§ INSTRUCTION
Gather every line in the records below that contains the word "Расположить".

[START]

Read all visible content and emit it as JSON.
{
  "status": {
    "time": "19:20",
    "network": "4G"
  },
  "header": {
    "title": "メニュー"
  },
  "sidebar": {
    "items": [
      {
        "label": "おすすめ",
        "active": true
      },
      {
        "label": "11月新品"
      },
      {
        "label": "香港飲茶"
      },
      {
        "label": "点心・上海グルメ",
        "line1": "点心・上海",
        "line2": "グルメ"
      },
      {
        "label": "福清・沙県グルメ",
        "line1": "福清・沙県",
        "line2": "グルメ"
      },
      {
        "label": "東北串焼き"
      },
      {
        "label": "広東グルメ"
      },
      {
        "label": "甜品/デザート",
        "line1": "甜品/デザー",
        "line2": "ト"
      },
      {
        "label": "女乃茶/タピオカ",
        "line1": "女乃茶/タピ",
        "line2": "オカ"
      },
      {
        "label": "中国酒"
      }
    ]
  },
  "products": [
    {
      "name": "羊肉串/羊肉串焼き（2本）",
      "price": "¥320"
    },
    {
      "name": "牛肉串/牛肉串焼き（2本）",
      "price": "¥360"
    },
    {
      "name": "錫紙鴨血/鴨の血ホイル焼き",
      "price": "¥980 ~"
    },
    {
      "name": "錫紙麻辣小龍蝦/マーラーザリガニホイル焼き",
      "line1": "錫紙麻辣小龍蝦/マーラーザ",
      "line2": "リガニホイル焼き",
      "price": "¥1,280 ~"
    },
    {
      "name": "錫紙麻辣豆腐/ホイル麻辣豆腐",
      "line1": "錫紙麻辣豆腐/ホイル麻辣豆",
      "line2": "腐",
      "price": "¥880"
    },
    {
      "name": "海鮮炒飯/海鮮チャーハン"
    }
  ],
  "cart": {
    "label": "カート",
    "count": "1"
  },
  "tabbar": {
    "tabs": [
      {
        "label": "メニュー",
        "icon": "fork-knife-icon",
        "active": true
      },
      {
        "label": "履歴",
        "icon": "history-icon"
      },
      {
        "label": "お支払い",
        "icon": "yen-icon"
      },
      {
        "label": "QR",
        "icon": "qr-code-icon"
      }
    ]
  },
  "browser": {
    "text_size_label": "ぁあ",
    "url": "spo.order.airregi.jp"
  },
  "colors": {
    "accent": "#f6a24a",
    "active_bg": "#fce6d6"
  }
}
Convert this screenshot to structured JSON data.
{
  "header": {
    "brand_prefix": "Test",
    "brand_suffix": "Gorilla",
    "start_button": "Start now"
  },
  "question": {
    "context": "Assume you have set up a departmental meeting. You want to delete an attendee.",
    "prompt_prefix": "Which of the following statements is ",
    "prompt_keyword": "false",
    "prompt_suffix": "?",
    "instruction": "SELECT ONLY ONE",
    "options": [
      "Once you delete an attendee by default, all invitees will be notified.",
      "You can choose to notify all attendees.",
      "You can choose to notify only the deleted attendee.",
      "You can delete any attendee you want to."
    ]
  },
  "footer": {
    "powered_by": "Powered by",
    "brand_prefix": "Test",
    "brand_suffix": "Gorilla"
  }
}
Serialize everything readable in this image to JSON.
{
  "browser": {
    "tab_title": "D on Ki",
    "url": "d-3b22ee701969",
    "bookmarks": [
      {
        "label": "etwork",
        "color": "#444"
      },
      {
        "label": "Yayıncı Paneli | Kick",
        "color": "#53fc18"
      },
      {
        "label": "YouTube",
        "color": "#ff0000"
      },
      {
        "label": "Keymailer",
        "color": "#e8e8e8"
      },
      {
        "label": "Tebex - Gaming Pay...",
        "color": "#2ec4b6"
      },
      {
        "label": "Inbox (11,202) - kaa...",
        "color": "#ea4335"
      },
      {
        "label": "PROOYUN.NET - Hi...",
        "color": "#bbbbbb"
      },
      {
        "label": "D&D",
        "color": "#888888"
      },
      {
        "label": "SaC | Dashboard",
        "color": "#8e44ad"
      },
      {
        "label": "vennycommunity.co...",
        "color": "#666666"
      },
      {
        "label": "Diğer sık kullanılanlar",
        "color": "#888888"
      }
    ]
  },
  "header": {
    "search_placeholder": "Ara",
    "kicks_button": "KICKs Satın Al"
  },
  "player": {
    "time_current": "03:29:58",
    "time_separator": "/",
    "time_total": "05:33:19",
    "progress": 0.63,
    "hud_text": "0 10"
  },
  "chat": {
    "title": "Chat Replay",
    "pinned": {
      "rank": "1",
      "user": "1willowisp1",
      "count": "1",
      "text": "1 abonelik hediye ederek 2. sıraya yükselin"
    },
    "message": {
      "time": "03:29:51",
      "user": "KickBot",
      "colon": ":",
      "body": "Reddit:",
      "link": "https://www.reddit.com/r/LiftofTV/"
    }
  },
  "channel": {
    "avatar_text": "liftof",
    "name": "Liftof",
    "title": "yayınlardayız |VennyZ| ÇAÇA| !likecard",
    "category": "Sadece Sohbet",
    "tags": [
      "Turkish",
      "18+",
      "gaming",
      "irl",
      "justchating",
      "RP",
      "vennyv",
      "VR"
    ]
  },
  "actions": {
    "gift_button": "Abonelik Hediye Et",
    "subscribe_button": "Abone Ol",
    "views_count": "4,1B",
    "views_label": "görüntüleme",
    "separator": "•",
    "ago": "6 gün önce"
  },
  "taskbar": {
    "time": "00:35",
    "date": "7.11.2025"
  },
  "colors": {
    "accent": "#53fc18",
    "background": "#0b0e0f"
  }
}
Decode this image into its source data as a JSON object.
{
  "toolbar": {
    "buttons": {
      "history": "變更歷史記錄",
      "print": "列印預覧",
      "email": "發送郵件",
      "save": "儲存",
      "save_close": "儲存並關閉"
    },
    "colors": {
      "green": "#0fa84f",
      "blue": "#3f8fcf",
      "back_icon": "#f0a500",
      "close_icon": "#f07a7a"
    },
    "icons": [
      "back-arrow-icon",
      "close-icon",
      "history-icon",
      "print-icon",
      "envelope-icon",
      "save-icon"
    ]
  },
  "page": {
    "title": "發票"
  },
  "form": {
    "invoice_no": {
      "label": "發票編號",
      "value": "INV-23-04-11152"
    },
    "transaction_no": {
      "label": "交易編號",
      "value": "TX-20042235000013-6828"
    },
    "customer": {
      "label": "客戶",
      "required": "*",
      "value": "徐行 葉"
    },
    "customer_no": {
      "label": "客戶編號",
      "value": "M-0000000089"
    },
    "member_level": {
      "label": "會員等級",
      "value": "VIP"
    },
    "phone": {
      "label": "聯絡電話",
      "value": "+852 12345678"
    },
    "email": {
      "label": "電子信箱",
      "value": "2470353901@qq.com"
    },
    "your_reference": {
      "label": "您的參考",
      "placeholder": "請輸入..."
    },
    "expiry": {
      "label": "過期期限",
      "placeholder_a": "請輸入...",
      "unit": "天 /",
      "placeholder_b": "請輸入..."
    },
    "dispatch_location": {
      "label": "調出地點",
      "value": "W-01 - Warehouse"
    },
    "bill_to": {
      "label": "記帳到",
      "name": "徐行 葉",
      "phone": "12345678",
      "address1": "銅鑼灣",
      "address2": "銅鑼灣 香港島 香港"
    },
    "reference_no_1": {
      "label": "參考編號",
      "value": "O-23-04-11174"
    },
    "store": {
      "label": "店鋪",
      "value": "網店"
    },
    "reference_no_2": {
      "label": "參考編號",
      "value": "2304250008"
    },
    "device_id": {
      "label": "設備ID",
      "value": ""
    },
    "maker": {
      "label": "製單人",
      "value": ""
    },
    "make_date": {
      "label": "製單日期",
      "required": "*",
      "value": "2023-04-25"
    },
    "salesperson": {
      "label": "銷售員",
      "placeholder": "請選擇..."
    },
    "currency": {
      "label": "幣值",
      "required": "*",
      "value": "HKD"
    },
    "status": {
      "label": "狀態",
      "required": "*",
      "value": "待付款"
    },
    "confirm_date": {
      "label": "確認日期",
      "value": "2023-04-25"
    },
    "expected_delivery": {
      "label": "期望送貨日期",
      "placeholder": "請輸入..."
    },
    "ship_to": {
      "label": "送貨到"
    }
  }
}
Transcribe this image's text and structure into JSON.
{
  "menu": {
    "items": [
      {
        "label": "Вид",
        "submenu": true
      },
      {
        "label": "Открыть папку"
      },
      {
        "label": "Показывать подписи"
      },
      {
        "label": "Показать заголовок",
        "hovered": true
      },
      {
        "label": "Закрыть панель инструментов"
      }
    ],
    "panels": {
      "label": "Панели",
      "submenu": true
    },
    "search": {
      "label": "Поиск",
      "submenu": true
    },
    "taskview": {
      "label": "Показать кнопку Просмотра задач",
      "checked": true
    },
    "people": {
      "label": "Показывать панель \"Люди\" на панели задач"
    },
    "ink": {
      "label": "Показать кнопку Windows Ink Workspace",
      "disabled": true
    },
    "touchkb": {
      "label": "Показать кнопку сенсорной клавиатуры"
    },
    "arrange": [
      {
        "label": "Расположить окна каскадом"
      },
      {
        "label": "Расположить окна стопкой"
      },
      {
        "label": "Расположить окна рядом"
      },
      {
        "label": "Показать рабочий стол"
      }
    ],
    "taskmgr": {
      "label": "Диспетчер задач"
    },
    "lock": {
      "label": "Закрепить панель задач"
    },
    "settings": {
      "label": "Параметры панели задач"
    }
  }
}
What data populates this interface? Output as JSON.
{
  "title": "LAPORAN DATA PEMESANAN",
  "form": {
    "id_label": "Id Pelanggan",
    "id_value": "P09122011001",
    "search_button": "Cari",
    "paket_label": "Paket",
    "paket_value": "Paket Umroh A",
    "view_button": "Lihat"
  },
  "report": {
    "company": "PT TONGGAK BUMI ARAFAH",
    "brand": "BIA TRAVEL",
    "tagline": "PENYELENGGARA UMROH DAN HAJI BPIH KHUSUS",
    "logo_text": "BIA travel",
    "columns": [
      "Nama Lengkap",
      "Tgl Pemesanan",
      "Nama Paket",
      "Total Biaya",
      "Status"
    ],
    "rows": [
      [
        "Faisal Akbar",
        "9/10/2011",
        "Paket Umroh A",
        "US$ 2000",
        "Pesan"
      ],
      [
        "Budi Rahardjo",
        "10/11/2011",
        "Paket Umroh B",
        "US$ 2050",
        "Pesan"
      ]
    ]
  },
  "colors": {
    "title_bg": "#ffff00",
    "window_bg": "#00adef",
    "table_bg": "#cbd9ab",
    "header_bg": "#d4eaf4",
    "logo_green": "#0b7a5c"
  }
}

[END]

§ OUTPUT
        "label": "Расположить окна каскадом"
        "label": "Расположить окна стопкой"
        "label": "Расположить окна рядом"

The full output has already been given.